• **EXCERPT**:
-*-*-
The PFLP and the Syrian Civil War

The golden opportunity has finally arrived. The Americans have officially begun to blow the horns of war against Syria. Assad has allegedly crossed the "red line" and used chemical weapons against Syrian civilians. The American grim reaper started to hover over the souls of the countless Syrian civilians who will be killed as a result of an imminent military intervention.

"War mongers and predators of neocolonialism" are celebrating; they are brainwashed, and unaware of their political regression. Marx, the godfather of the red flag, and the champion of the disenfranchised proletariat, is very disappointed. He is rolling in his grave because American aircraft carriers and their cruise missiles are about to cause unprecedented carnage upon the Syrian people.

"The history of all hitherto existing society is the history of class struggles," and unless we understand this, the spectre of death, oppression, humiliation, enslavement will never be unscathed, and will be the end of our society.

Or so would the current leaders of the Popular Front for the Liberation of Palestine (PFLP), may Marx bless their souls, want us to think. We must use every -ism the Webster dictionary offers us (and perhaps invent new ones) to denounce any American aggression against the Syrians: neo-colonialism, capitalism, Islamism, Zionism, Israelism, imperialism, retreatism, etc...

Yes, all hail captain Marx ... 

The PFLP Press Release:

Hoisting a banner that depicts a Palestinian flag intersecting with the Baathist Syrian flag (adopted in 1958, and then readopted in 1980), the PFLP's Arabic website featured a press release condemning American plans to intervene militarily in Syria. They view this intervention as part of a general scheme to advance Israeli, Zionist and neocolonialist objectives in the region. The PFLP argues that this aggression will cause "severe harm to the Syrian people and the Arab people" and will threaten the "sovereignty and unity of the territory."

But where were the PFLP's strongly worded press releases when Assad decided, with the coldest of emotions, to end, by any means necessary, the peaceful protests against his dictatorial rule? Was their editor on vacation?

On their English website, there are only a few mentions of Syria in their press releases. The most relevant of the earlier ones denounced the Israeli aggression against Syrian targets. Surely, there is nothing dishonourable with denouncing any type of Zionist aggression against Arab lands, especially when this aggression is targeted against innocent Palestinian and Syrian civilians. However, there is absolutely no mention of the Assad's brutal attacks against the citizenry that he claims to represent.

The press release, which was issued on February 4th, 2013, described the aforementioned aggression as a "heinous crime and a blatant challenge of the principles of international Law and the resolutions of international legitimacy." However, the same principle of international Law does not seem, at least from the perspective of the PFLP, to apply on Assad's war crimes and crimes against humanity. More confusingly, what exactly do they mean by "the resolutions of international legitimacy"?

Yes, Israel does not hesitate before it decides to inflict considerable damage against Arabs and Arab sovereignty; but surely the PFLP cannot possibly deny that Assad has also caused similar damage, if not more, against Arabs, Syrians and Palestinians.

Yes, International Law does not seem to be a factor when Israeli policy makers and IDF generals make their decisions, but when a war criminal like Assad violates the exact same law that the PFLP is referring to, he too does not take into consideration how his actions fit within the parameters of International Law.

But why am I mounting this vicious attack against the PFLP?
-*-*-
• **SET EXERCISE**: Can you reproduce the PFLP piece from "But where were" down to "claims to represent.", swapping "vacation" for "holiday"?

Stored items
-*-*-
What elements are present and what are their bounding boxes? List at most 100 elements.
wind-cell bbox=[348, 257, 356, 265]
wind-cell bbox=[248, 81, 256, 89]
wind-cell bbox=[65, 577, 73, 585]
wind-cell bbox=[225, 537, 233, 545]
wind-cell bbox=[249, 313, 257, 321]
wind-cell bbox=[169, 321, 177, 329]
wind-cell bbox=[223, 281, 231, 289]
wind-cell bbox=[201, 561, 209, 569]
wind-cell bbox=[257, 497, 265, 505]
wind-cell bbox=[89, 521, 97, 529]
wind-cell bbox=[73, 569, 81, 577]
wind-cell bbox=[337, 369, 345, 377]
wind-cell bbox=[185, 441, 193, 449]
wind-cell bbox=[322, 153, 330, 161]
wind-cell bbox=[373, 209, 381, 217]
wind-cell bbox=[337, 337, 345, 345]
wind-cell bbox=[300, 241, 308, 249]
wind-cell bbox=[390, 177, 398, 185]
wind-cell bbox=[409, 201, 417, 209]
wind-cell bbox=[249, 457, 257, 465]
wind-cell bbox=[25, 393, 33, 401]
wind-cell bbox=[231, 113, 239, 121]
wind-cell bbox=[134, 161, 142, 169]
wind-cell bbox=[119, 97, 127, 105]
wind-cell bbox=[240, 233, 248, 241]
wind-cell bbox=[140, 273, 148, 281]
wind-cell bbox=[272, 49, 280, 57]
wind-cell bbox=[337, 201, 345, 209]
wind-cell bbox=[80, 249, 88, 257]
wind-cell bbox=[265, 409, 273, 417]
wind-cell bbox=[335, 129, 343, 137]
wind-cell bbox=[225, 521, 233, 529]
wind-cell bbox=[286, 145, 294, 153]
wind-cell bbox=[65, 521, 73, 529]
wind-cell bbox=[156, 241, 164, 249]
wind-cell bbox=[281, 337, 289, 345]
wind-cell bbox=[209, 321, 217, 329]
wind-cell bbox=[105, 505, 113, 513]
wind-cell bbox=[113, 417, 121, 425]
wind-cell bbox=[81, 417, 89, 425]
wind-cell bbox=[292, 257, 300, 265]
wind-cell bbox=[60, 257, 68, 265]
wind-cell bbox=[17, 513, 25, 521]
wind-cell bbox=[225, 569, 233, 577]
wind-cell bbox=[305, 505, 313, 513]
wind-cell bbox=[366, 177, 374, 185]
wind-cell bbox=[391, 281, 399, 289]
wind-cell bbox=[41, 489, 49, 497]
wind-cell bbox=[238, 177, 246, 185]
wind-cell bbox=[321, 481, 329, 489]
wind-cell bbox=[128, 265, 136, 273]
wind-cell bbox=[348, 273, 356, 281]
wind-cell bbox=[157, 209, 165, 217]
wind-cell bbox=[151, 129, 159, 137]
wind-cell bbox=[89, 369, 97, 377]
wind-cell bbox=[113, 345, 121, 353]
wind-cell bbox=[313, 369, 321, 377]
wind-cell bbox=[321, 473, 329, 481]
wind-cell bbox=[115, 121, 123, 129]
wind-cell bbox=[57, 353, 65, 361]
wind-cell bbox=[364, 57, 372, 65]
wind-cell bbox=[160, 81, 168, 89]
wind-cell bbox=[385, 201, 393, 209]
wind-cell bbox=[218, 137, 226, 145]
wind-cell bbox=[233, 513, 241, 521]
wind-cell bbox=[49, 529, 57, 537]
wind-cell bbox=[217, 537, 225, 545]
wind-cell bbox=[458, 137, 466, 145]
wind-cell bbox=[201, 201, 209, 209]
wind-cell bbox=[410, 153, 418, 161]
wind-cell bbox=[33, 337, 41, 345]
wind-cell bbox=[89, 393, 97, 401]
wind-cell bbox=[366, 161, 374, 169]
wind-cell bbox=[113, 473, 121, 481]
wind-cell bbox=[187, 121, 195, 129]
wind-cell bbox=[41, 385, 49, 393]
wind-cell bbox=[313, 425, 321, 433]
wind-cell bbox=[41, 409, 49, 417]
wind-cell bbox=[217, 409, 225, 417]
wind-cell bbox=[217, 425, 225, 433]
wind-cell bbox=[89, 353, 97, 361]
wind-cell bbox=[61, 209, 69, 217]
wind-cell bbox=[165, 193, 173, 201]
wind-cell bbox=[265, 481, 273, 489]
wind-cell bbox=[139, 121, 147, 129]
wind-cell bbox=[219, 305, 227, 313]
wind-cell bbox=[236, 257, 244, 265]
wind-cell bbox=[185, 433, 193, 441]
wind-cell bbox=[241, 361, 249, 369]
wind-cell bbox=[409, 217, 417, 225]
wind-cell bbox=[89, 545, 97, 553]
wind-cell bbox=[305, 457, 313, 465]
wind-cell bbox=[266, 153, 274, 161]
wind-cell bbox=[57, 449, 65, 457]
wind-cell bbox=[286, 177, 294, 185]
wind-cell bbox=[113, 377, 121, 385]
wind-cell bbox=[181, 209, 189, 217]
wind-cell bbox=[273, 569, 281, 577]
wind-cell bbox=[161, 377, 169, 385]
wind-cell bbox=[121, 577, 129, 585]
-*-*-
• **WRITTEN RESPONSE**:
But where were the PFLP's strongly worded press releases when Assad decided, with the coldest of emotions, to end, by any means necessary, the peaceful protests against his dictatorial rule? Was their editor on holiday?

On their English website, there are only a few mentions of Syria in their press releases. The most relevant of the earlier ones denounced the Israeli aggression against Syrian targets. Surely, there is nothing dishonourable with denouncing any type of Zionist aggression against Arab lands, especially when this aggression is targeted against innocent Palestinian and Syrian civilians. However, there is absolutely no mention of the Assad's brutal attacks against the citizenry that he claims to represent.